* RAW DATA:
"""

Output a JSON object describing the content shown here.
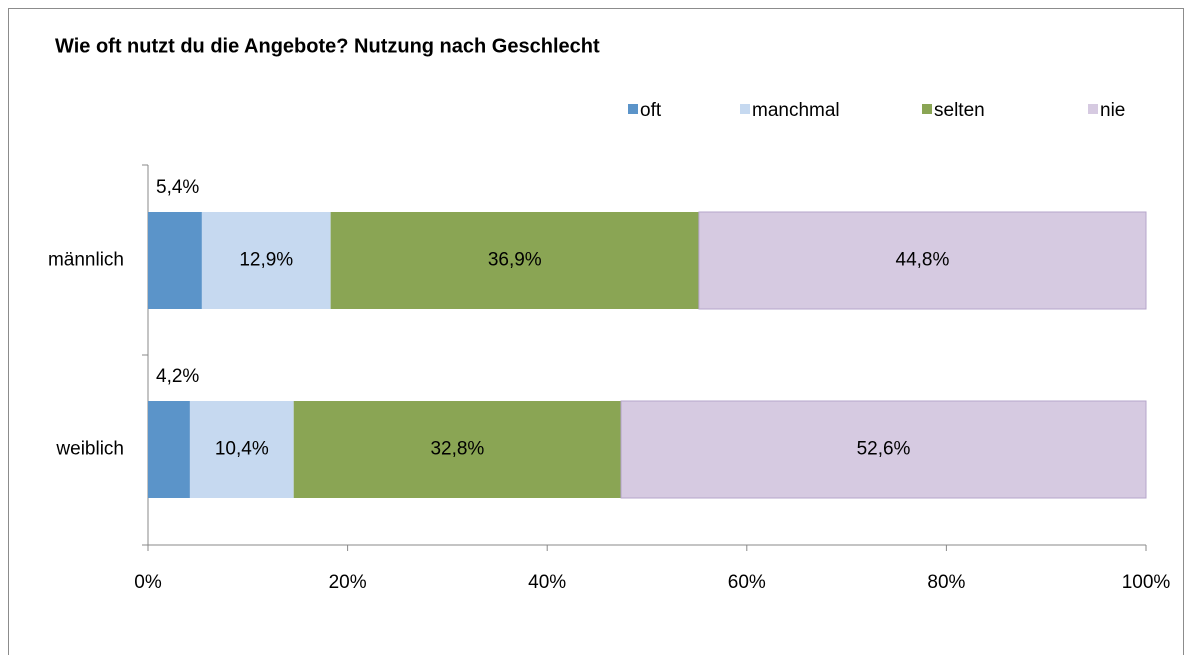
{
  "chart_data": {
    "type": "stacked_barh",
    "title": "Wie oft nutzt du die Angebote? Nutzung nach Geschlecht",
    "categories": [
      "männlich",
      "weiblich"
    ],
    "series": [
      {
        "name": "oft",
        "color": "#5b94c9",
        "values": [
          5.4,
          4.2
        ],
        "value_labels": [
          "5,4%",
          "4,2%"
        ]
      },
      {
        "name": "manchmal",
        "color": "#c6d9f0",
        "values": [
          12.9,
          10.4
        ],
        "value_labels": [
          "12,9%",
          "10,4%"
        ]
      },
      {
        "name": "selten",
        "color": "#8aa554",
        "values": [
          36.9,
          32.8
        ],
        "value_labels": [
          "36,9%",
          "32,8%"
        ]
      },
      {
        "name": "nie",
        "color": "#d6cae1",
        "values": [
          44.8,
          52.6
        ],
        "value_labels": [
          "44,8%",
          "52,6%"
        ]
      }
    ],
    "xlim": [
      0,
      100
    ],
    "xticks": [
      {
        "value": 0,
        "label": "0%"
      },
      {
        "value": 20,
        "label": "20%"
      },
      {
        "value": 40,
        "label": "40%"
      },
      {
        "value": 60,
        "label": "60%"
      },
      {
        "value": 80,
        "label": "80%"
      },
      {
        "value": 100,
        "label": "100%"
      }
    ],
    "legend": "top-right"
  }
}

"""
"""

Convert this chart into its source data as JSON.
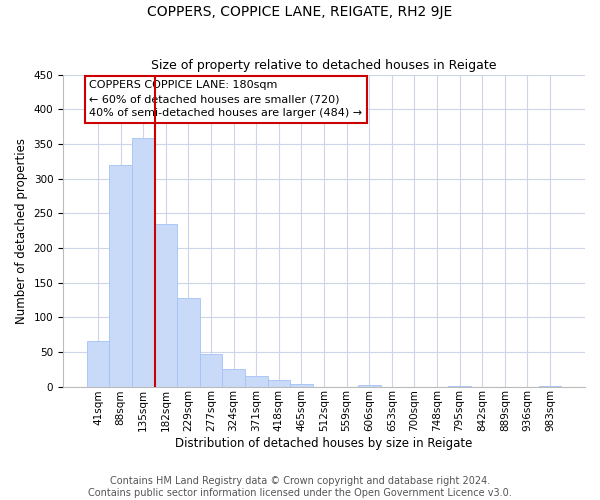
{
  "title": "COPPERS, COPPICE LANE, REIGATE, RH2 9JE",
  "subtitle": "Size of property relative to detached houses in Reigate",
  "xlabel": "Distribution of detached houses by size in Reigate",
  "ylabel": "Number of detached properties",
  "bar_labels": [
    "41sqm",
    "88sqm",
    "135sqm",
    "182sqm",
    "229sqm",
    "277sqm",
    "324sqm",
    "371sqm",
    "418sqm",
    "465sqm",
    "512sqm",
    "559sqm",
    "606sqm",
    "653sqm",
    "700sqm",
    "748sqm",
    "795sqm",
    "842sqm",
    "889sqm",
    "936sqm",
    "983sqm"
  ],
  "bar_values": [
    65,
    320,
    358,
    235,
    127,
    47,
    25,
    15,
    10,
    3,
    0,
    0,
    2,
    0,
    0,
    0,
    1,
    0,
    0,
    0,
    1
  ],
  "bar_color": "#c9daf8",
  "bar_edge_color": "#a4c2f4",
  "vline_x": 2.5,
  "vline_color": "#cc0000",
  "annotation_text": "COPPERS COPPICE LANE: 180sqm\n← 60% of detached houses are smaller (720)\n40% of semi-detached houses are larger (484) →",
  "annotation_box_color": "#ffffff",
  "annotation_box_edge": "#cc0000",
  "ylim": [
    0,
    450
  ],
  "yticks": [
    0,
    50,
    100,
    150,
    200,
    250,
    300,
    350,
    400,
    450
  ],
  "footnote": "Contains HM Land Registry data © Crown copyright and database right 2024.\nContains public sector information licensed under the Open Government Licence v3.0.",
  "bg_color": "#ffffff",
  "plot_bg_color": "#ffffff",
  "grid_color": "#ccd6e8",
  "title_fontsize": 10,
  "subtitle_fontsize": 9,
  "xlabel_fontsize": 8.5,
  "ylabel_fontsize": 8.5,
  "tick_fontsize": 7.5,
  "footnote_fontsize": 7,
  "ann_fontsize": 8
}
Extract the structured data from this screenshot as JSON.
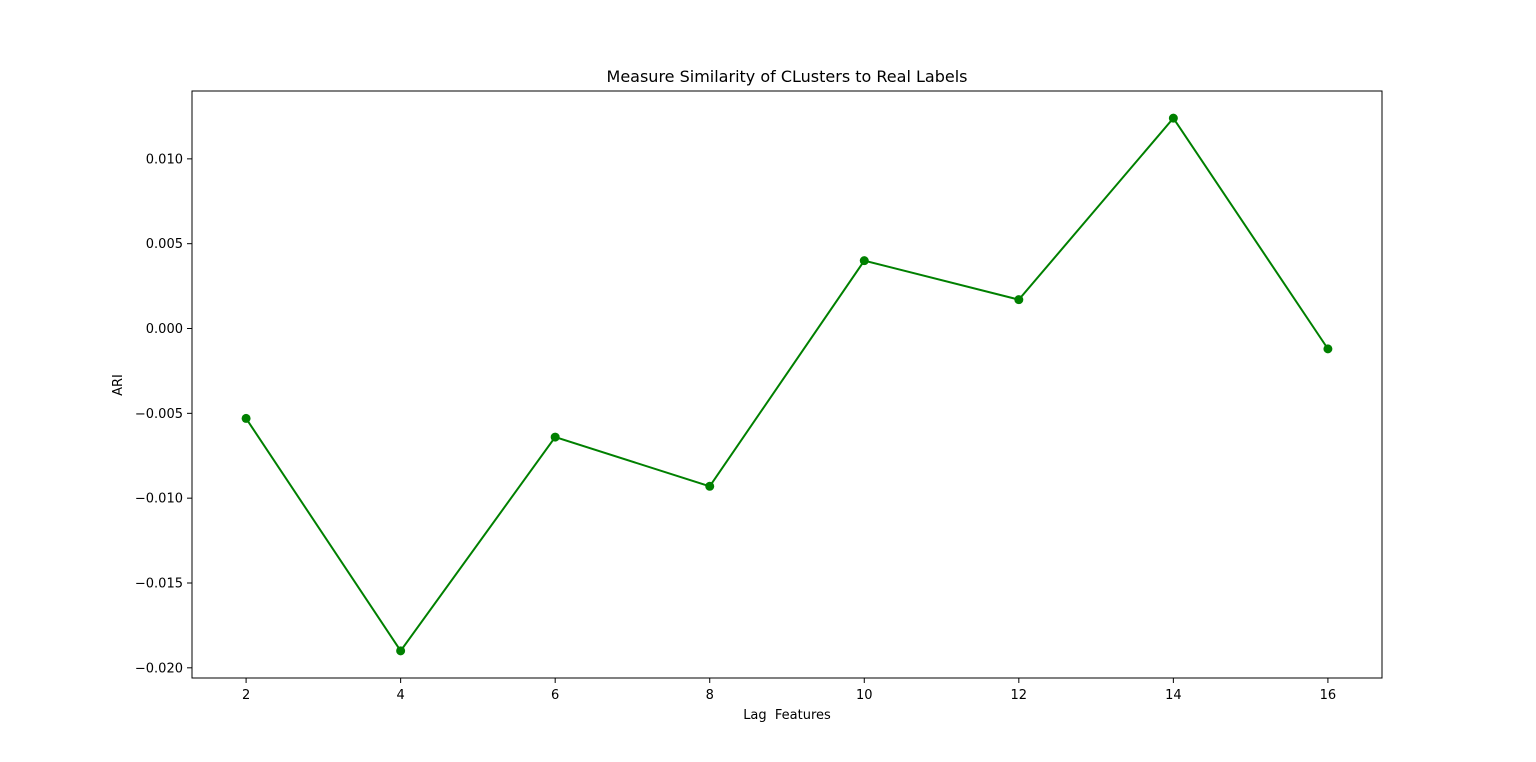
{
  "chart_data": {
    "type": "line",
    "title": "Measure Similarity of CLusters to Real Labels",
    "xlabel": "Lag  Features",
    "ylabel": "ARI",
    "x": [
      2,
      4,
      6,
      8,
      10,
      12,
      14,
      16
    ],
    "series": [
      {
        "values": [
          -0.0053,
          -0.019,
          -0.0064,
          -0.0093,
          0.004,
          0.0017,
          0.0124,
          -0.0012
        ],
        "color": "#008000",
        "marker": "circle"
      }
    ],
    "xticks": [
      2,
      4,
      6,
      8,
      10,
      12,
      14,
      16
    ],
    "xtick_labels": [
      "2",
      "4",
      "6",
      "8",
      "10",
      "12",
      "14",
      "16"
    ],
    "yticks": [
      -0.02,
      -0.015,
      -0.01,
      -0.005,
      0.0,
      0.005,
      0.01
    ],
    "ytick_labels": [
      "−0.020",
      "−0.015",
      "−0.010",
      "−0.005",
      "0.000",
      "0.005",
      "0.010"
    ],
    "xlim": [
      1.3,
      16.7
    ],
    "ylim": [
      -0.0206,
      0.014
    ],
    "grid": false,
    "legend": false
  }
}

"""

* WHAT TO WORK ON:
Make a list of all lines in the data that contain "this".

* WRITTEN SOLUTION:
Convert this chart into its source data as JSON.
Extract the structured data from this screenshot as JSON.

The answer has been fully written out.